Ausgangstext —
>>>>

Last Updated 17. Februar 2022
Nachrichten sind mir wichtig und ich gehe davon aus, dass sie wahr sind.
Mir kommt es immer so vor, als wenn gerade diejenigen, die in Physik nicht aufgepasst haben und dennoch vieles bewirken, sehr viele und bedeutende Aussagen darüber machen (können) ohne, dass sie jemand rüffelt und sie schleunigst kündigt. Gemeint ist der Journalismus, der in diesem Fall sehr klar Desinformationen liefert und es gibt in dem Fall keine eigene Kontrollinstanz, die da eingreift.
Die Frage steht im Raum, müssen wir in Deutschland Atomstrom dazukaufen, um unseren eigenen Strombedarf zu decken? Zumindest hat man den Eindruck, nachdem man das ZDF-Journal im ZDF gesehen hat. Es bleibt keine andere Schlussfolgerung möglich. Und jetzt schon der Spoiler: Nein, das müssen wir nicht und das seit langem nicht. Die Aussagen um die es geht heißen genau: “Deutschland benötigt zugekauften Atomstrom aus Frankreich noch zur Überbrückung” und “Deutschland hält dagegen am Atomausstieg fest, und importiert zugleich Kernkraft eben aus Frankreich”.
Wenn Fakten nicht so wichtig sind…
Es geht also um die gestrige Sendung des ZDF-heute-Journal vom 10.02.2022. Im Speziellen geht es um Frank Bethmann, Fernsehjournalist und Moderator. Er moderiert für die ZDF-Börsenredaktion. Es geht aber ebenso um Gundula Gause und Christian Sievers, Chefredakteur im heute-Journal.

<<<<

Arbeitsauftrag —
Erläutern Sie mithilfe des Textes über die ZDF-Sendung, warum man den Eindruck gewinnen kann, Deutschland müsse Atomstrom zukaufen. Beziehen Sie sich dabei auf die im Text zitierten Aussagen.

Angezeigte Zeilen —
>>>>

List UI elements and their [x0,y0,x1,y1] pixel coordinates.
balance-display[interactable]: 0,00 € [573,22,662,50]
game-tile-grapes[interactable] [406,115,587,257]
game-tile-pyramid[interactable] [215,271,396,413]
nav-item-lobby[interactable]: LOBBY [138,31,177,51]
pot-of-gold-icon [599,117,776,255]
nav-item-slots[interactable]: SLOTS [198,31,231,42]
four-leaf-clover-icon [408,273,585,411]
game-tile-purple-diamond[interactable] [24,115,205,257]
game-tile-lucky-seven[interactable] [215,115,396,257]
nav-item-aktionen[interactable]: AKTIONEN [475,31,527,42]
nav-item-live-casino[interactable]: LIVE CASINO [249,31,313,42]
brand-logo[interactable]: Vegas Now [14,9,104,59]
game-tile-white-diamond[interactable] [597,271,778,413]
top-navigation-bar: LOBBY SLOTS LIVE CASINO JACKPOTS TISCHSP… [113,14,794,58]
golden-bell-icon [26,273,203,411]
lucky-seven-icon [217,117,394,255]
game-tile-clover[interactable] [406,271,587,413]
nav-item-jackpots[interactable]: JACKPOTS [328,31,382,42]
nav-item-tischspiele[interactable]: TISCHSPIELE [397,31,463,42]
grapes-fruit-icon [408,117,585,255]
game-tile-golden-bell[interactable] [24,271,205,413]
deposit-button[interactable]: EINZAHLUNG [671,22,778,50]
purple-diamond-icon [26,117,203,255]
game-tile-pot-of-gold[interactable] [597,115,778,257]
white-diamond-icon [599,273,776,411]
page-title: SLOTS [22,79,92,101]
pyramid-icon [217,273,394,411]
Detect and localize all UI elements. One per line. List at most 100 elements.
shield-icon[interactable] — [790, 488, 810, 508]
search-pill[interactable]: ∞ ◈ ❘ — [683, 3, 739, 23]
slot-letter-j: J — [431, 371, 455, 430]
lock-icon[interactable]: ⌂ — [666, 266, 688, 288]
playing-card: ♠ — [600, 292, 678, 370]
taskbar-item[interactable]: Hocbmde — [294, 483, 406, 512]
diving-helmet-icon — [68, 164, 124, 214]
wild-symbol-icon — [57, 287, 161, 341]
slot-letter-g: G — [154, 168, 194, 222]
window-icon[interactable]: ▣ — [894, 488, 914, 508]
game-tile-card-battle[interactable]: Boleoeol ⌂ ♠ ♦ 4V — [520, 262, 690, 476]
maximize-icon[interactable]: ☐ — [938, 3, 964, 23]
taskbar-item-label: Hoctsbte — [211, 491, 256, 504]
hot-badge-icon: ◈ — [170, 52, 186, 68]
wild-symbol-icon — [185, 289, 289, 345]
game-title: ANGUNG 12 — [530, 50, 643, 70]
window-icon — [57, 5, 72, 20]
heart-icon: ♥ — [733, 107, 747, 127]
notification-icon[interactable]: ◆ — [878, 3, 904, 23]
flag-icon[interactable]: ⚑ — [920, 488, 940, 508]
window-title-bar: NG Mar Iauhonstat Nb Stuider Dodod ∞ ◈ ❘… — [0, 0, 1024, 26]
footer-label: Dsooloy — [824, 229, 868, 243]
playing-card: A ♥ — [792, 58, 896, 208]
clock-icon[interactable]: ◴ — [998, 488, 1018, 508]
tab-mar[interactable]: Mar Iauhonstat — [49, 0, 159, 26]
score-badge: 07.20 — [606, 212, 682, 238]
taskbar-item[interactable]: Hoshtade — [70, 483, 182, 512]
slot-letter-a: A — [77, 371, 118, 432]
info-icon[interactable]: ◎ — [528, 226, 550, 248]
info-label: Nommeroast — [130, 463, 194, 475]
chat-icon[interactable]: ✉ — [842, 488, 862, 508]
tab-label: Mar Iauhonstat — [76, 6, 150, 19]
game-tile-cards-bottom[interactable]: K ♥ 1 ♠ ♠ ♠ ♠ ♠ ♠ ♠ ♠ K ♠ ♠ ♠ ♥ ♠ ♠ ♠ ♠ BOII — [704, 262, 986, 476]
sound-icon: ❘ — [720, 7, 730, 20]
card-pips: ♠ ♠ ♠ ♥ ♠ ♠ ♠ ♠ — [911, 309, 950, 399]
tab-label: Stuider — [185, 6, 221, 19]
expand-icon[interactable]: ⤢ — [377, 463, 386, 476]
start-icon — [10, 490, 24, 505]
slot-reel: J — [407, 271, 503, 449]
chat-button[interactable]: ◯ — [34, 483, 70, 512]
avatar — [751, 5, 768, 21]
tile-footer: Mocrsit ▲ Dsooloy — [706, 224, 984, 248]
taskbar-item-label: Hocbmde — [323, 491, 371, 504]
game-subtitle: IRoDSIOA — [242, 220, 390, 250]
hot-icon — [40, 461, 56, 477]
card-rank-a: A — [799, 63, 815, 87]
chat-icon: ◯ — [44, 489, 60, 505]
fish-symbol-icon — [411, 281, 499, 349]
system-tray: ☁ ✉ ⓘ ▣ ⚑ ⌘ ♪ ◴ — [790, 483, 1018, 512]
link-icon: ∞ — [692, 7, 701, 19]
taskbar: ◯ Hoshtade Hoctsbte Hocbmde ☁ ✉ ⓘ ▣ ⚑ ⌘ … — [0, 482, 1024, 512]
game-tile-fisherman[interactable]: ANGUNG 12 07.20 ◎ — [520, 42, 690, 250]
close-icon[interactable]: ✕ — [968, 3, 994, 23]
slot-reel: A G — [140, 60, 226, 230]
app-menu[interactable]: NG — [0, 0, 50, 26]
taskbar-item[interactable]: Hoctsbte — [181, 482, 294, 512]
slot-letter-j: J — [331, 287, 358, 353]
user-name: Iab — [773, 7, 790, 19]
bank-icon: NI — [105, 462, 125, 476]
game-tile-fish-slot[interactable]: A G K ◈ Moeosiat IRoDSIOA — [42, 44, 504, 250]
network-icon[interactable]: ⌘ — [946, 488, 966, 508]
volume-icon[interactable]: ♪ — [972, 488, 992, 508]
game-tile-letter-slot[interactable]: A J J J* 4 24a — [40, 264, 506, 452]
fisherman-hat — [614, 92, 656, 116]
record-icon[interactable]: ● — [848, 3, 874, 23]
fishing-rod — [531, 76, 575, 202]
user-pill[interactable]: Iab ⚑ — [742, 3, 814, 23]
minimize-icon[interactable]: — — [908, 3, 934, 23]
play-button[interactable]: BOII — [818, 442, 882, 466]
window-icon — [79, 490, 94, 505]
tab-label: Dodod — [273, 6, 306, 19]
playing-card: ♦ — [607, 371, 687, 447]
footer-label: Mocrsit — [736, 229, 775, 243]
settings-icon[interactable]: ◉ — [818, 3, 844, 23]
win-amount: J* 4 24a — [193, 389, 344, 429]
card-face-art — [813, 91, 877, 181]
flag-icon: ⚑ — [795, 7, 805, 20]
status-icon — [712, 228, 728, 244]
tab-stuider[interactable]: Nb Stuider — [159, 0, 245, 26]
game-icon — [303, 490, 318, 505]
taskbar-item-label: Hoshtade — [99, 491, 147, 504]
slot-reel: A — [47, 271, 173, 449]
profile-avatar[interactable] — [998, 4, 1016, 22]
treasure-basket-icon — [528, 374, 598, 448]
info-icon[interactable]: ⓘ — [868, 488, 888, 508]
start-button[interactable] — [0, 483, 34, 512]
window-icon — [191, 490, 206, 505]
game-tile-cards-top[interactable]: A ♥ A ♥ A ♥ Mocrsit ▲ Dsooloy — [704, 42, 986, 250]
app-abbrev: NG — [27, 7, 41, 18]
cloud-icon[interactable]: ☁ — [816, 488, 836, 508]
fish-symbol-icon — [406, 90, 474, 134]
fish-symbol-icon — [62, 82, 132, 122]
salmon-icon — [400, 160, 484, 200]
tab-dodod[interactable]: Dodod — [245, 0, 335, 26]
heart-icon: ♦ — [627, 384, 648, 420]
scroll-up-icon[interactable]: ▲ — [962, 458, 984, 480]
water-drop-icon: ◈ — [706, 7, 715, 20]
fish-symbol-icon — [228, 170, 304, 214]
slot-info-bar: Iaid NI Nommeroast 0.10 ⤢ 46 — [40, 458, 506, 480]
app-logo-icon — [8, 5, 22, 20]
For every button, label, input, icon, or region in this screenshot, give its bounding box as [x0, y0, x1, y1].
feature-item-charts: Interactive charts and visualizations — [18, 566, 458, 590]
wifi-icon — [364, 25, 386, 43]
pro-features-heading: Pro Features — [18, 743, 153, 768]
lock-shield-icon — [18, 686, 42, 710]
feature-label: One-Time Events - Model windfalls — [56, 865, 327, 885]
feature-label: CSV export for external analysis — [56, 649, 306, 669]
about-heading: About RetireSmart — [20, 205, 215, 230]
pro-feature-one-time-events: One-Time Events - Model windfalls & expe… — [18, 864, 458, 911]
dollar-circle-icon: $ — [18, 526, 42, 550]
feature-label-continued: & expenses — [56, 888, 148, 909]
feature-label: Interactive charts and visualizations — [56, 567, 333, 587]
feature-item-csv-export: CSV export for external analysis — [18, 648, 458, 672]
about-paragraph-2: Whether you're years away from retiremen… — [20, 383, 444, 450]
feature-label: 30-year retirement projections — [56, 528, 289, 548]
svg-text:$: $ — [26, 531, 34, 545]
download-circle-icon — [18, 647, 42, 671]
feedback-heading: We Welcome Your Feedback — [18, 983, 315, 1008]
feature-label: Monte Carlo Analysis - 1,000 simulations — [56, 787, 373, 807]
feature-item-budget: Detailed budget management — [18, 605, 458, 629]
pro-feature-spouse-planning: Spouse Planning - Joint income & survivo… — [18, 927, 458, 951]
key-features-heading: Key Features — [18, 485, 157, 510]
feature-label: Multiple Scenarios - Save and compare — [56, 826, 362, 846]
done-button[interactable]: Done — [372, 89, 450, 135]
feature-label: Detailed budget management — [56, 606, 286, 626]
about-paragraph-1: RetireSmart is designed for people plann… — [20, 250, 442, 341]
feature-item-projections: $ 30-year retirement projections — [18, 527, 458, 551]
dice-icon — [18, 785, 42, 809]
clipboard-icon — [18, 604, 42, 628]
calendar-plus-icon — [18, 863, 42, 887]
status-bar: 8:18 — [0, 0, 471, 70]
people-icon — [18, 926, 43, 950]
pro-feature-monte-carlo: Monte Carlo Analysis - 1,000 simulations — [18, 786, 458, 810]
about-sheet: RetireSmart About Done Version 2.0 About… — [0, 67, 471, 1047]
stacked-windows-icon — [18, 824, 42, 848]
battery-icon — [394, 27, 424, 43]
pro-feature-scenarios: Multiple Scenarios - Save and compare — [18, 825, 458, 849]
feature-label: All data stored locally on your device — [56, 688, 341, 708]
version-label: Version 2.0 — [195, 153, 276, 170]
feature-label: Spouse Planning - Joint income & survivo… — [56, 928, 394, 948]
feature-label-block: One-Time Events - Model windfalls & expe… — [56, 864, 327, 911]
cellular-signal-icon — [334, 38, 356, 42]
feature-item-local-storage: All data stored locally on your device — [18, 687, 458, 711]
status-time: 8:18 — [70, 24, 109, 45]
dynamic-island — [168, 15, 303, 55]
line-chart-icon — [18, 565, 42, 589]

<<<<

Lösung —
Der Eindruck entsteht, wenn man das ZDF-Journal gesehen hat. Dort hieß es: „Deutschland benötigt zugekauften Atomstrom aus Frankreich noch zur Überbrückung“ und „Deutschland hält dagegen am Atomausstieg fest, und importiert zugleich Kernkraft eben aus Frankreich“. Laut Text lassen diese Aussagen keine andere Schlussfolgerung zu.